[Stored records]
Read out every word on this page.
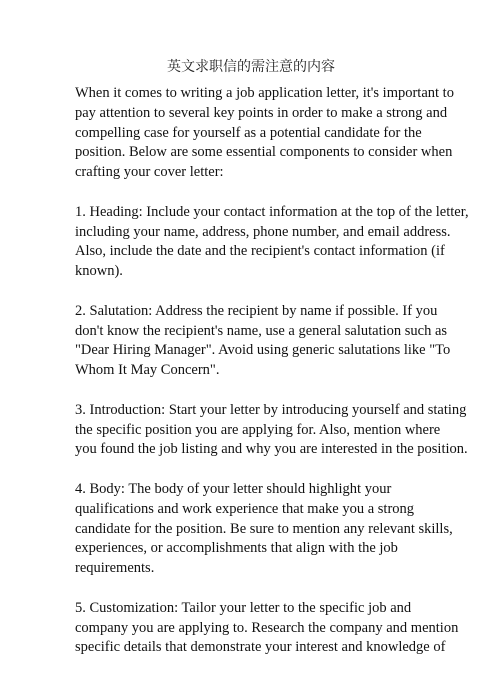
英文求职信的需注意的内容

When it comes to writing a job application letter, it's important to
pay attention to several key points in order to make a strong and
compelling case for yourself as a potential candidate for the
position. Below are some essential components to consider when
crafting your cover letter:

1. Heading: Include your contact information at the top of the letter,
including your name, address, phone number, and email address.
Also, include the date and the recipient's contact information (if
known).

2. Salutation: Address the recipient by name if possible. If you
don't know the recipient's name, use a general salutation such as
"Dear Hiring Manager". Avoid using generic salutations like "To
Whom It May Concern".

3. Introduction: Start your letter by introducing yourself and stating
the specific position you are applying for. Also, mention where
you found the job listing and why you are interested in the position.

4. Body: The body of your letter should highlight your
qualifications and work experience that make you a strong
candidate for the position. Be sure to mention any relevant skills,
experiences, or accomplishments that align with the job
requirements.

5. Customization: Tailor your letter to the specific job and
company you are applying to. Research the company and mention
specific details that demonstrate your interest and knowledge of
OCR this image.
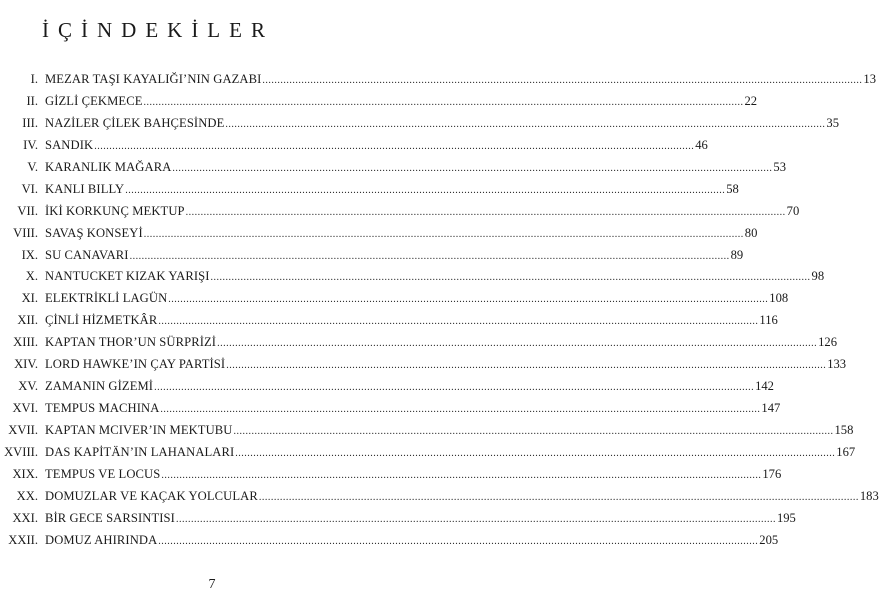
İÇİNDEKİLER
I. MEZAR TAŞI KAYALIĞI’NIN GAZABI ........................................................................................................................................................................................................ 13
II. GİZLİ ÇEKMECE ........................................................................................................................................................................................................ 22
III. NAZİLER ÇİLEK BAHÇESİNDE ........................................................................................................................................................................................................ 35
IV. SANDIK ........................................................................................................................................................................................................ 46
V. KARANLIK MAĞARA ........................................................................................................................................................................................................ 53
VI. KANLI BILLY ........................................................................................................................................................................................................ 58
VII. İKİ KORKUNÇ MEKTUP ........................................................................................................................................................................................................ 70
VIII. SAVAŞ KONSEYİ ........................................................................................................................................................................................................ 80
IX. SU CANAVARI ........................................................................................................................................................................................................ 89
X. NANTUCKET KIZAK YARIŞI ........................................................................................................................................................................................................ 98
XI. ELEKTRİKLİ LAGÜN ........................................................................................................................................................................................................ 108
XII. ÇİNLİ HİZMETKÂR ........................................................................................................................................................................................................ 116
XIII. KAPTAN THOR’UN SÜRPRİZİ ........................................................................................................................................................................................................ 126
XIV. LORD HAWKE’IN ÇAY PARTİSİ ........................................................................................................................................................................................................ 133
XV. ZAMANIN GİZEMİ ........................................................................................................................................................................................................ 142
XVI. TEMPUS MACHINA ........................................................................................................................................................................................................ 147
XVII. KAPTAN MCIVER’IN MEKTUBU ........................................................................................................................................................................................................ 158
XVIII. DAS KAPİTÄN’IN LAHANALARI ........................................................................................................................................................................................................ 167
XIX. TEMPUS VE LOCUS ........................................................................................................................................................................................................ 176
XX. DOMUZLAR VE KAÇAK YOLCULAR ........................................................................................................................................................................................................ 183
XXI. BİR GECE SARSINTISI ........................................................................................................................................................................................................ 195
XXII. DOMUZ AHIRINDA ........................................................................................................................................................................................................ 205
7
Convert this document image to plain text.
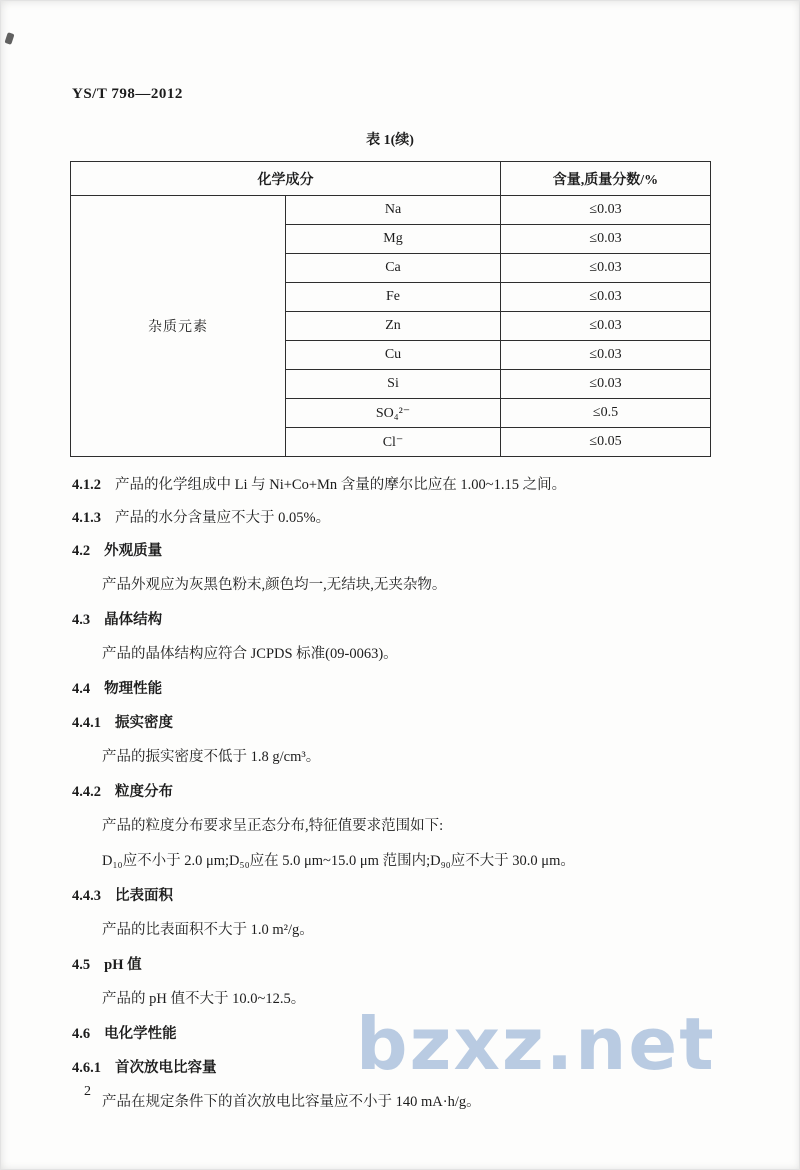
YS/T 798—2012
表 1(续)
化学成分		含量,质量分数/%
杂质元素	Na	≤0.03
	Mg	≤0.03
	Ca	≤0.03
	Fe	≤0.03
	Zn	≤0.03
	Cu	≤0.03
	Si	≤0.03
	SO₄²⁻	≤0.5
	Cl⁻	≤0.05

4.1.2 产品的化学组成中 Li 与 Ni+Co+Mn 含量的摩尔比应在 1.00~1.15 之间。

4.1.3 产品的水分含量应不大于 0.05%。

4.2 外观质量

产品外观应为灰黑色粉末,颜色均一,无结块,无夹杂物。

4.3 晶体结构

产品的晶体结构应符合 JCPDS 标准(09-0063)。

4.4 物理性能

4.4.1 振实密度

产品的振实密度不低于 1.8 g/cm³。

4.4.2 粒度分布

产品的粒度分布要求呈正态分布,特征值要求范围如下:

D₁₀应不小于 2.0 μm;D₅₀应在 5.0 μm~15.0 μm 范围内;D₉₀应不大于 30.0 μm。

4.4.3 比表面积

产品的比表面积不大于 1.0 m²/g。

4.5 pH 值

产品的 pH 值不大于 10.0~12.5。

4.6 电化学性能

4.6.1 首次放电比容量

产品在规定条件下的首次放电比容量应不小于 140 mA·h/g。

2
bzxz.net
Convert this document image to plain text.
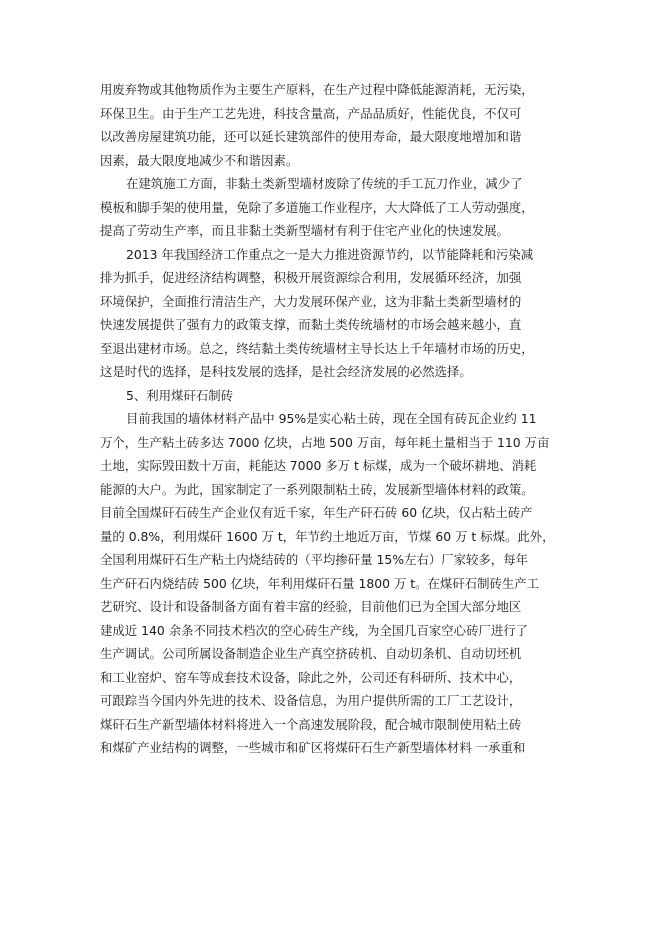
用废弃物或其他物质作为主要生产原料，在生产过程中降低能源消耗，无污染，
环保卫生。由于生产工艺先进，科技含量高，产品品质好，性能优良，不仅可
以改善房屋建筑功能，还可以延长建筑部件的使用寿命，最大限度地增加和谐
因素，最大限度地减少不和谐因素。
在建筑施工方面，非黏土类新型墙材废除了传统的手工瓦刀作业，减少了
模板和脚手架的使用量，免除了多道施工作业程序，大大降低了工人劳动强度，
提高了劳动生产率，而且非黏土类新型墙材有利于住宅产业化的快速发展。
2013 年我国经济工作重点之一是大力推进资源节约，以节能降耗和污染减
排为抓手，促进经济结构调整，积极开展资源综合利用，发展循环经济，加强
环境保护，全面推行清洁生产，大力发展环保产业，这为非黏土类新型墙材的
快速发展提供了强有力的政策支撑，而黏土类传统墙材的市场会越来越小，直
至退出建材市场。总之，终结黏土类传统墙材主导长达上千年墙材市场的历史，
这是时代的选择，是科技发展的选择，是社会经济发展的必然选择。
5、利用煤矸石制砖
目前我国的墙体材料产品中 95%是实心粘土砖，现在全国有砖瓦企业约 11
万个，生产粘土砖多达 7000 亿块，占地 500 万亩，每年耗土量相当于 110 万亩
土地，实际毁田数十万亩，耗能达 7000 多万 t 标煤，成为一个破坏耕地、消耗
能源的大户。为此，国家制定了一系列限制粘土砖，发展新型墙体材料的政策。
目前全国煤矸石砖生产企业仅有近千家，年生产矸石砖 60 亿块，仅占粘土砖产
量的 0.8%，利用煤矸 1600 万 t，年节约土地近万亩，节煤 60 万 t 标煤。此外，
全国利用煤矸石生产粘土内烧结砖的（平均掺矸量 15%左右）厂家较多，每年
生产矸石内烧结砖 500 亿块，年利用煤矸石量 1800 万 t。在煤矸石制砖生产工
艺研究、设计和设备制备方面有着丰富的经验，目前他们已为全国大部分地区
建成近 140 余条不同技术档次的空心砖生产线，为全国几百家空心砖厂进行了
生产调试。公司所属设备制造企业生产真空挤砖机、自动切条机、自动切坯机
和工业窑炉、窑车等成套技术设备，除此之外，公司还有科研所、技术中心，
可跟踪当今国内外先进的技术、设备信息，为用户提供所需的工厂工艺设计，
煤矸石生产新型墙体材料将进入一个高速发展阶段，配合城市限制使用粘土砖
和煤矿产业结构的调整，一些城市和矿区将煤矸石生产新型墙体材料 一承重和
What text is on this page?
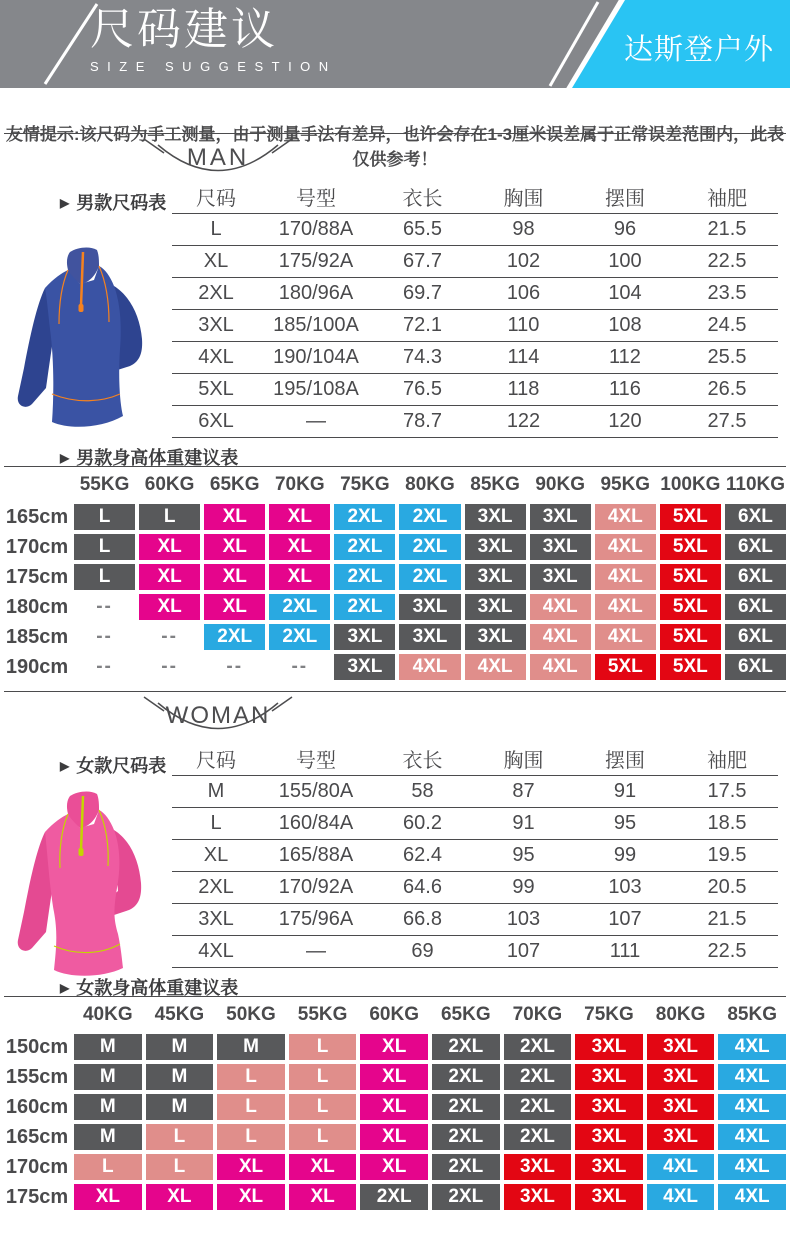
尺码建议
SIZE SUGGESTION
达斯登户外

友情提示:该尺码为手工测量，由于测量手法有差异，也许会存在1-3厘米误差属于正常误差范围内，此表仅供参考！

MAN
▶ 男款尺码表 尺码	号型	衣长	胸围	摆围	袖肥
L	170/88A	65.5	98	96	21.5
XL	175/92A	67.7	102	100	22.5
2XL	180/96A	69.7	106	104	23.5
3XL	185/100A	72.1	110	108	24.5
4XL	190/104A	74.3	114	112	25.5
5XL	195/108A	76.5	118	116	26.5
6XL	—	78.7	122	120	27.5
▶ 男款身高体重建议表
55KG 60KG 65KG 70KG 75KG 80KG 85KG 90KG 95KG 100KG 110KG
165cm	L	L	XL	XL	2XL	2XL	3XL	3XL	4XL	5XL	6XL
170cm	L	XL	XL	XL	2XL	2XL	3XL	3XL	4XL	5XL	6XL
175cm	L	XL	XL	XL	2XL	2XL	3XL	3XL	4XL	5XL	6XL
180cm	--	XL	XL	2XL	2XL	3XL	3XL	4XL	4XL	5XL	6XL
185cm	--	--	2XL	2XL	3XL	3XL	3XL	4XL	4XL	5XL	6XL
190cm	--	--	--	--	3XL	4XL	4XL	4XL	5XL	5XL	6XL
WOMAN
▶ 女款尺码表 尺码	号型	衣长	胸围	摆围	袖肥
M	155/80A	58	87	91	17.5
L	160/84A	60.2	91	95	18.5
XL	165/88A	62.4	95	99	19.5
2XL	170/92A	64.6	99	103	20.5
3XL	175/96A	66.8	103	107	21.5
4XL	—	69	107	111	22.5
▶ 女款身高体重建议表
40KG	45KG	50KG	55KG	60KG	65KG	70KG	75KG	80KG	85KG
150cm	M	M	M	L	XL	2XL	2XL	3XL	3XL	4XL
155cm	M	M	L	L	XL	2XL	2XL	3XL	3XL	4XL
160cm	M	M	L	L	XL	2XL	2XL	3XL	3XL	4XL
165cm	M	L	L	L	XL	2XL	2XL	3XL	3XL	4XL
170cm	L	L	XL	XL	XL	2XL	3XL	3XL	4XL	4XL
175cm	XL	XL	XL	XL	2XL	2XL	3XL	3XL	4XL	4XL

Set task:
Show every line in the entries where the string "this" occurs.

Written answer:
Read out every word on this page.
OCR this image.
Convert this document image to plain text.
Convert this document image to plain text.
What text is on this page?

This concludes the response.